* _WORK TO DO_: Every line below is to be quoted exactly, with nothing added or dropped.

* _EXTRACTED RECORDS_:
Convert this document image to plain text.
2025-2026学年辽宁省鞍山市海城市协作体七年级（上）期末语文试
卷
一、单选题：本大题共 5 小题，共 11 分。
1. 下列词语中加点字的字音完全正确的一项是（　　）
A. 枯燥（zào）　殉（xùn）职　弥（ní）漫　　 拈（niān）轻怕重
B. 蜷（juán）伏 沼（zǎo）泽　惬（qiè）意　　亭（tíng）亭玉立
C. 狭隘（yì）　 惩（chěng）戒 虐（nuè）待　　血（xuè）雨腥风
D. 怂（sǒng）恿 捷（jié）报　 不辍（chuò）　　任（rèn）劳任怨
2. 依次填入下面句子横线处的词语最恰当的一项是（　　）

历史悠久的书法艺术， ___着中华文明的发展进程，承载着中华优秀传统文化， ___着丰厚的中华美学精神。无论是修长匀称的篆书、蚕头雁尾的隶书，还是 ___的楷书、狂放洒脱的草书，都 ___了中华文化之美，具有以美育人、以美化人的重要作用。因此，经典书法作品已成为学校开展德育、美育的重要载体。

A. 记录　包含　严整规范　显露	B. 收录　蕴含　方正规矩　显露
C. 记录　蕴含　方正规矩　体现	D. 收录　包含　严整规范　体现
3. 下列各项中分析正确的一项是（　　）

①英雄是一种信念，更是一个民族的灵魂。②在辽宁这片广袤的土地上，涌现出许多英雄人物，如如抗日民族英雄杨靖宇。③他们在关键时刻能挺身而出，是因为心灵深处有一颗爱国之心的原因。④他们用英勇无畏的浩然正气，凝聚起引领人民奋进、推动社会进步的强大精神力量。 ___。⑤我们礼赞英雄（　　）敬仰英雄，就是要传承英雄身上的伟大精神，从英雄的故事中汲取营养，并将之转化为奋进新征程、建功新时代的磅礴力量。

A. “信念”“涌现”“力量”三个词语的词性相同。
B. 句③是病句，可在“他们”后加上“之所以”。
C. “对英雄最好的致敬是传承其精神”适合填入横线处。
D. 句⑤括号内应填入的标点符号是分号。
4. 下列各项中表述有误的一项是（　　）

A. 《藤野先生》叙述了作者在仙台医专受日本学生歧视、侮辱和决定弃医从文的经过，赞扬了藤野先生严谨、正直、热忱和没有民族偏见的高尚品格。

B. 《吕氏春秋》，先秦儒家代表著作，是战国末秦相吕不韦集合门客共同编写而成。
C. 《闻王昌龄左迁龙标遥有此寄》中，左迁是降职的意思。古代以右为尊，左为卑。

* _WRITTEN SOLUTION_:
Convert this document image to plain text.
2025-2026学年辽宁省鞍山市海城市协作体七年级（上）期末语文试
卷
一、单选题：本大题共 5 小题，共 11 分。
1. 下列词语中加点字的字音完全正确的一项是（　　）
A. 枯燥（zào）　殉（xùn）职　弥（ní）漫　　 拈（niān）轻怕重
B. 蜷（juán）伏 沼（zǎo）泽　惬（qiè）意　　亭（tíng）亭玉立
C. 狭隘（yì）　 惩（chěng）戒 虐（nuè）待　　血（xuè）雨腥风
D. 怂（sǒng）恿 捷（jié）报　 不辍（chuò）　　任（rèn）劳任怨
2. 依次填入下面句子横线处的词语最恰当的一项是（　　）

历史悠久的书法艺术， ___着中华文明的发展进程，承载着中华优秀传统文化， ___着丰厚的中华美学精神。无论是修长匀称的篆书、蚕头雁尾的隶书，还是 ___的楷书、狂放洒脱的草书，都 ___了中华文化之美，具有以美育人、以美化人的重要作用。因此，经典书法作品已成为学校开展德育、美育的重要载体。

A. 记录　包含　严整规范　显露	B. 收录　蕴含　方正规矩　显露
C. 记录　蕴含　方正规矩　体现	D. 收录　包含　严整规范　体现
3. 下列各项中分析正确的一项是（　　）

①英雄是一种信念，更是一个民族的灵魂。②在辽宁这片广袤的土地上，涌现出许多英雄人物，如如抗日民族英雄杨靖宇。③他们在关键时刻能挺身而出，是因为心灵深处有一颗爱国之心的原因。④他们用英勇无畏的浩然正气，凝聚起引领人民奋进、推动社会进步的强大精神力量。 ___。⑤我们礼赞英雄（　　）敬仰英雄，就是要传承英雄身上的伟大精神，从英雄的故事中汲取营养，并将之转化为奋进新征程、建功新时代的磅礴力量。

A. “信念”“涌现”“力量”三个词语的词性相同。
B. 句③是病句，可在“他们”后加上“之所以”。
C. “对英雄最好的致敬是传承其精神”适合填入横线处。
D. 句⑤括号内应填入的标点符号是分号。
4. 下列各项中表述有误的一项是（　　）

A. 《藤野先生》叙述了作者在仙台医专受日本学生歧视、侮辱和决定弃医从文的经过，赞扬了藤野先生严谨、正直、热忱和没有民族偏见的高尚品格。

B. 《吕氏春秋》，先秦儒家代表著作，是战国末秦相吕不韦集合门客共同编写而成。
C. 《闻王昌龄左迁龙标遥有此寄》中，左迁是降职的意思。古代以右为尊，左为卑。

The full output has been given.